Recorded data
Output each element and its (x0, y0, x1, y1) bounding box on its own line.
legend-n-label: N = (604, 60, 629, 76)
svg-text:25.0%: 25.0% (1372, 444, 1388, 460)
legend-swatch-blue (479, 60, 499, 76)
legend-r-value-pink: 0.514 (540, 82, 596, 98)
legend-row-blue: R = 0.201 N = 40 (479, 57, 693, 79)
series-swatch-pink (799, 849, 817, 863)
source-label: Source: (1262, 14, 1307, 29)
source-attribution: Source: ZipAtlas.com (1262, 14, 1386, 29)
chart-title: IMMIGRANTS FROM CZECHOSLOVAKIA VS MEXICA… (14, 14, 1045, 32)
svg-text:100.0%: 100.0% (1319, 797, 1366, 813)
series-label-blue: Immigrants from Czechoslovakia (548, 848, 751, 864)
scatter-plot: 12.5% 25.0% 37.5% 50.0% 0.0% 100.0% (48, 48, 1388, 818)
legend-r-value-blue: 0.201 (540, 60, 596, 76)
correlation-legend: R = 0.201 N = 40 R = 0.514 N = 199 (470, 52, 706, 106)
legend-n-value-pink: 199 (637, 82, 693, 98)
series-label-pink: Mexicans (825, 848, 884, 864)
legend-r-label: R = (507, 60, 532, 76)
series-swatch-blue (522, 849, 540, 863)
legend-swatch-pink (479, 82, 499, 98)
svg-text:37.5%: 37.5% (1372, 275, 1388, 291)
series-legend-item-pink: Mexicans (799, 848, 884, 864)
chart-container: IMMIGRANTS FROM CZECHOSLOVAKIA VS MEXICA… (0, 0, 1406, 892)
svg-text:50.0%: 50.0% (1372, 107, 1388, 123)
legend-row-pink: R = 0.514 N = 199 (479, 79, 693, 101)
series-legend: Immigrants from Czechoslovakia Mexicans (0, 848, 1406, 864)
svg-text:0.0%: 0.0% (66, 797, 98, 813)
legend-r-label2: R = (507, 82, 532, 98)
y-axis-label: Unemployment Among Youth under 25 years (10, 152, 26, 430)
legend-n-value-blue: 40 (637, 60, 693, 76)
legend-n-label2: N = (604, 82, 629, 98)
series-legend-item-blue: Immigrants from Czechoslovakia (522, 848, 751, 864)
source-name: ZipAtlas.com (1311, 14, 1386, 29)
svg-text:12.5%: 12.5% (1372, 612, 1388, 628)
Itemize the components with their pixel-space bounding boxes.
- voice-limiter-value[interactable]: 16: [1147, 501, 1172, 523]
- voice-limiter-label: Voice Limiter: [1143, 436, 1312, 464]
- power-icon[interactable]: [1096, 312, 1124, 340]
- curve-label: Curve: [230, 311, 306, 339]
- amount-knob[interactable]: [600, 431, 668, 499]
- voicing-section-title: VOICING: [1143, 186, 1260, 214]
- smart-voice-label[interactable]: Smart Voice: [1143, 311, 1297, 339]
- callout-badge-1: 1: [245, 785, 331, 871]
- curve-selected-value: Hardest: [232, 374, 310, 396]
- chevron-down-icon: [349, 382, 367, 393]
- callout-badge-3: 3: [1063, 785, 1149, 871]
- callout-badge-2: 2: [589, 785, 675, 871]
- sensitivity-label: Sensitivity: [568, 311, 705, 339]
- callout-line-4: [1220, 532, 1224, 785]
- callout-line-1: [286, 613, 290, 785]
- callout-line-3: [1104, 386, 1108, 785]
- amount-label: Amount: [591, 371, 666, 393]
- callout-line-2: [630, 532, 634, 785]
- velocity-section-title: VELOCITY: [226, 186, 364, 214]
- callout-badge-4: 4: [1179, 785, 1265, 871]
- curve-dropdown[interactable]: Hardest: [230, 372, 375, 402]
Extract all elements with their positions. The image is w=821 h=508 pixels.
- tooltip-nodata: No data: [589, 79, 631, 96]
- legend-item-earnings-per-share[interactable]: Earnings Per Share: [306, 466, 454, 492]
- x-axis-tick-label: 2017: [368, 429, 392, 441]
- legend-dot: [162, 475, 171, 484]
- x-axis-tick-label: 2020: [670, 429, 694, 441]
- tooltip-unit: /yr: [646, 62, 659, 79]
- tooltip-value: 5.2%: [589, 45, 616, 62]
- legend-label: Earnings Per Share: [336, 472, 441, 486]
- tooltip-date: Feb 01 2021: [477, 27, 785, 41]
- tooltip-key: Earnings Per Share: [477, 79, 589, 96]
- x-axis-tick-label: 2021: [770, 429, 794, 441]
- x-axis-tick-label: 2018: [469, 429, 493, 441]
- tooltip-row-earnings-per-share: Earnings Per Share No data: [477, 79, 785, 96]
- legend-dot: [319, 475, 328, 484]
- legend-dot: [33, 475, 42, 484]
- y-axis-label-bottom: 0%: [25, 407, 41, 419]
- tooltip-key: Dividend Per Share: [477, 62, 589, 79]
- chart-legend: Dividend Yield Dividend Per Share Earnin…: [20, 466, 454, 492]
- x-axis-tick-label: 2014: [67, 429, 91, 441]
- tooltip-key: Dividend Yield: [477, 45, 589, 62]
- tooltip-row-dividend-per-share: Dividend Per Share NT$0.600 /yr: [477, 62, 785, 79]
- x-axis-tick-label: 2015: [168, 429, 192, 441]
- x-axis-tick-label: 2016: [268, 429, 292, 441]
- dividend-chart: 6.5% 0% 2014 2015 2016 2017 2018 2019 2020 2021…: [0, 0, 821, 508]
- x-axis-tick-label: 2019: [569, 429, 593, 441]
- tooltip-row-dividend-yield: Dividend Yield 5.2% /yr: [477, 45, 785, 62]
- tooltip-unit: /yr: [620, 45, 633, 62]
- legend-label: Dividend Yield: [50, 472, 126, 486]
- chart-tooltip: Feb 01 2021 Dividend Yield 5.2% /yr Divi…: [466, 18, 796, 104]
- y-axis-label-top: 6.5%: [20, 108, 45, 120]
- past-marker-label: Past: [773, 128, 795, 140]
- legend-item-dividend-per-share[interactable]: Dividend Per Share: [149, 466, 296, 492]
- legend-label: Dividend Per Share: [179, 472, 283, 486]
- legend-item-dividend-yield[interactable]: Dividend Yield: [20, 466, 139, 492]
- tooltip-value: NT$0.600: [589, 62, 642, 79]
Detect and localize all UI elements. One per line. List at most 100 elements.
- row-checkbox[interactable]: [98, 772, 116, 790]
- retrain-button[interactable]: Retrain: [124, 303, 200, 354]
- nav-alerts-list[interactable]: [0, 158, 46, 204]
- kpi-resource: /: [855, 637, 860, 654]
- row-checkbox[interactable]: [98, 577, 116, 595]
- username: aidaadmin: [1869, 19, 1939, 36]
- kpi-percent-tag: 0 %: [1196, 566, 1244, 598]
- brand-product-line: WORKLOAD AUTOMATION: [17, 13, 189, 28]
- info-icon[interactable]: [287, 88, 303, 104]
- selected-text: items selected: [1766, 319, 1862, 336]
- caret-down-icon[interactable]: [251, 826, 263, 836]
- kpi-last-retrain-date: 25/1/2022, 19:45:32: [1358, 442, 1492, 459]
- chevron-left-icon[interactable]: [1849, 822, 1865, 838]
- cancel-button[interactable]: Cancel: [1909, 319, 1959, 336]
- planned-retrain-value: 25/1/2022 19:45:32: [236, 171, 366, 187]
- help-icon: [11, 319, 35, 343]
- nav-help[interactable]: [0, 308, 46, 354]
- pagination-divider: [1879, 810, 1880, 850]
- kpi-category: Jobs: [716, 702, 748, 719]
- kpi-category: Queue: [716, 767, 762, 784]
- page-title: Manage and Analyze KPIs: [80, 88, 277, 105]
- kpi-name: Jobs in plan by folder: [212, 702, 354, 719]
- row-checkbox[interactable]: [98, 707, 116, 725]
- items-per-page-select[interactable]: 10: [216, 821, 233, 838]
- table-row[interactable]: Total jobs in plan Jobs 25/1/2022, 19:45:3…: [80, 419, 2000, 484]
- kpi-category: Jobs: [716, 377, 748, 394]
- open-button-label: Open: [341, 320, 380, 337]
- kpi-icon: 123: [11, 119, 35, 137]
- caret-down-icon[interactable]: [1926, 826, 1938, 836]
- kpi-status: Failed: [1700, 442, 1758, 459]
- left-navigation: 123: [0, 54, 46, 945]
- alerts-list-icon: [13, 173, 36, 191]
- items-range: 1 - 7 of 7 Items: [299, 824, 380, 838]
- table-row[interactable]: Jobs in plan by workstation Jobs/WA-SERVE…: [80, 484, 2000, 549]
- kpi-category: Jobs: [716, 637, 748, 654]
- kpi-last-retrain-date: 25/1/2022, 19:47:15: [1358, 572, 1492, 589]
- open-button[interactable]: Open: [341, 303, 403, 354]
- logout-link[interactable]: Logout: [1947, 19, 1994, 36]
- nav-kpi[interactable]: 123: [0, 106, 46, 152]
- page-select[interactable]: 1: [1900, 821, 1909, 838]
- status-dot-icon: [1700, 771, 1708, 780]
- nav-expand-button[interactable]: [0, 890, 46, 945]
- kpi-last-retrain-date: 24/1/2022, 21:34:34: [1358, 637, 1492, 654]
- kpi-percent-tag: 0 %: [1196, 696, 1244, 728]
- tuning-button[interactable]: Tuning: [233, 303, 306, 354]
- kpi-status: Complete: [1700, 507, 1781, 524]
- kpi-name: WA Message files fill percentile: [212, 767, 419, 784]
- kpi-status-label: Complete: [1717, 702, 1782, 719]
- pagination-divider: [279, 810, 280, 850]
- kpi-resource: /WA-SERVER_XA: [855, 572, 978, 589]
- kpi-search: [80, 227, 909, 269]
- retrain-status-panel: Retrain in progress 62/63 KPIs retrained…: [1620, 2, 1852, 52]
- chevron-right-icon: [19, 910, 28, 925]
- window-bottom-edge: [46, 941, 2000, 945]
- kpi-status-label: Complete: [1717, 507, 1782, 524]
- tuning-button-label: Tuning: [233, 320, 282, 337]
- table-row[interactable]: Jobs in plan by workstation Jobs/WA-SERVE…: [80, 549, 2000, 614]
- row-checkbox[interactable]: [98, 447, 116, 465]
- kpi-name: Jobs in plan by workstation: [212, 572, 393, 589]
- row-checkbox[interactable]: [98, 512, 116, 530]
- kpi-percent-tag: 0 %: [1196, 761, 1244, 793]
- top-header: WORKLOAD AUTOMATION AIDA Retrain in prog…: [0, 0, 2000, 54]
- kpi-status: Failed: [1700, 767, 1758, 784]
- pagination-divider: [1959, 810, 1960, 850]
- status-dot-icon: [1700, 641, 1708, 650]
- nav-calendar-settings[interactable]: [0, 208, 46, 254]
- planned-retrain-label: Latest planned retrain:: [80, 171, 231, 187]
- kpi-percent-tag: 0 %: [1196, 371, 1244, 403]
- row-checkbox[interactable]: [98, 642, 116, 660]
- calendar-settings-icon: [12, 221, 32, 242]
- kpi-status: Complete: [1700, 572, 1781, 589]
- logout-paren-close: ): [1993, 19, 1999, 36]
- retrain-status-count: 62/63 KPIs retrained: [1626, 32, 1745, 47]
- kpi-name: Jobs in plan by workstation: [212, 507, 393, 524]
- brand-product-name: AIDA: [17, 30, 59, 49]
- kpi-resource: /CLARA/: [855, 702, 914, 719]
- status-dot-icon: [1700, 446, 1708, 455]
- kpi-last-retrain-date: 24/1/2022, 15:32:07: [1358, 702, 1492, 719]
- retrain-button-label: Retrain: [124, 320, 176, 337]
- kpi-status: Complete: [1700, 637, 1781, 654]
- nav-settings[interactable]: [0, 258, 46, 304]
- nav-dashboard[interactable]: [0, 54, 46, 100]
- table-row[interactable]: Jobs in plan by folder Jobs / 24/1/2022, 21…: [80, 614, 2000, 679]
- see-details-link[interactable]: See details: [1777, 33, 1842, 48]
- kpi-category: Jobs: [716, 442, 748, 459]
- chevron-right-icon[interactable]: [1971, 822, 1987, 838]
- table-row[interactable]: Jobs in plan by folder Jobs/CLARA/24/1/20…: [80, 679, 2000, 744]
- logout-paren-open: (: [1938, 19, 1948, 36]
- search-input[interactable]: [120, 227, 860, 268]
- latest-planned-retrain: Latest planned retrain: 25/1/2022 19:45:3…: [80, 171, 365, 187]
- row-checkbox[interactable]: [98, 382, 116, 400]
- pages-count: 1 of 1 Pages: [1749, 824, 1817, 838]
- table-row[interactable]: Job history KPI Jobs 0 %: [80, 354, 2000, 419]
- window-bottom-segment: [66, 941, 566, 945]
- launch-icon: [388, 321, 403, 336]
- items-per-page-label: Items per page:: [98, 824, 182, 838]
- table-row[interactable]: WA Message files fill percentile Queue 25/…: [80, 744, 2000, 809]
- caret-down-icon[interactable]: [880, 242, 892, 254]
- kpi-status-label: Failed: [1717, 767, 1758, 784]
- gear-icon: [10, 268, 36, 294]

■ **REQUEST**: Print the lines of the records above verbatim, from the first line through the line containing "- voice-limiter-label: Voice", including both of those lines.

■ **RESULT FOR THIS EXERCISE**:
Output each element and its (x0, y0, x1, y1) bounding box on its own line.
legend-n-label: N = (604, 60, 629, 76)
svg-text:25.0%: 25.0% (1372, 444, 1388, 460)
legend-swatch-blue (479, 60, 499, 76)
legend-r-value-pink: 0.514 (540, 82, 596, 98)
legend-row-blue: R = 0.201 N = 40 (479, 57, 693, 79)
series-swatch-pink (799, 849, 817, 863)
source-label: Source: (1262, 14, 1307, 29)
source-attribution: Source: ZipAtlas.com (1262, 14, 1386, 29)
chart-title: IMMIGRANTS FROM CZECHOSLOVAKIA VS MEXICA… (14, 14, 1045, 32)
svg-text:100.0%: 100.0% (1319, 797, 1366, 813)
series-label-blue: Immigrants from Czechoslovakia (548, 848, 751, 864)
scatter-plot: 12.5% 25.0% 37.5% 50.0% 0.0% 100.0% (48, 48, 1388, 818)
legend-r-value-blue: 0.201 (540, 60, 596, 76)
correlation-legend: R = 0.201 N = 40 R = 0.514 N = 199 (470, 52, 706, 106)
legend-n-value-pink: 199 (637, 82, 693, 98)
series-label-pink: Mexicans (825, 848, 884, 864)
legend-r-label: R = (507, 60, 532, 76)
series-swatch-blue (522, 849, 540, 863)
legend-swatch-pink (479, 82, 499, 98)
svg-text:37.5%: 37.5% (1372, 275, 1388, 291)
series-legend-item-pink: Mexicans (799, 848, 884, 864)
chart-container: IMMIGRANTS FROM CZECHOSLOVAKIA VS MEXICA… (0, 0, 1406, 892)
svg-text:50.0%: 50.0% (1372, 107, 1388, 123)
legend-row-pink: R = 0.514 N = 199 (479, 79, 693, 101)
series-legend: Immigrants from Czechoslovakia Mexicans (0, 848, 1406, 864)
svg-text:0.0%: 0.0% (66, 797, 98, 813)
legend-r-label2: R = (507, 82, 532, 98)
y-axis-label: Unemployment Among Youth under 25 years (10, 152, 26, 430)
legend-n-value-blue: 40 (637, 60, 693, 76)
legend-n-label2: N = (604, 82, 629, 98)
series-legend-item-blue: Immigrants from Czechoslovakia (522, 848, 751, 864)
source-name: ZipAtlas.com (1311, 14, 1386, 29)
svg-text:12.5%: 12.5% (1372, 612, 1388, 628)
Itemize the components with their pixel-space bounding boxes.
- voice-limiter-value[interactable]: 16: [1147, 501, 1172, 523]
- voice-limiter-label: Voice Limiter: [1143, 436, 1312, 464]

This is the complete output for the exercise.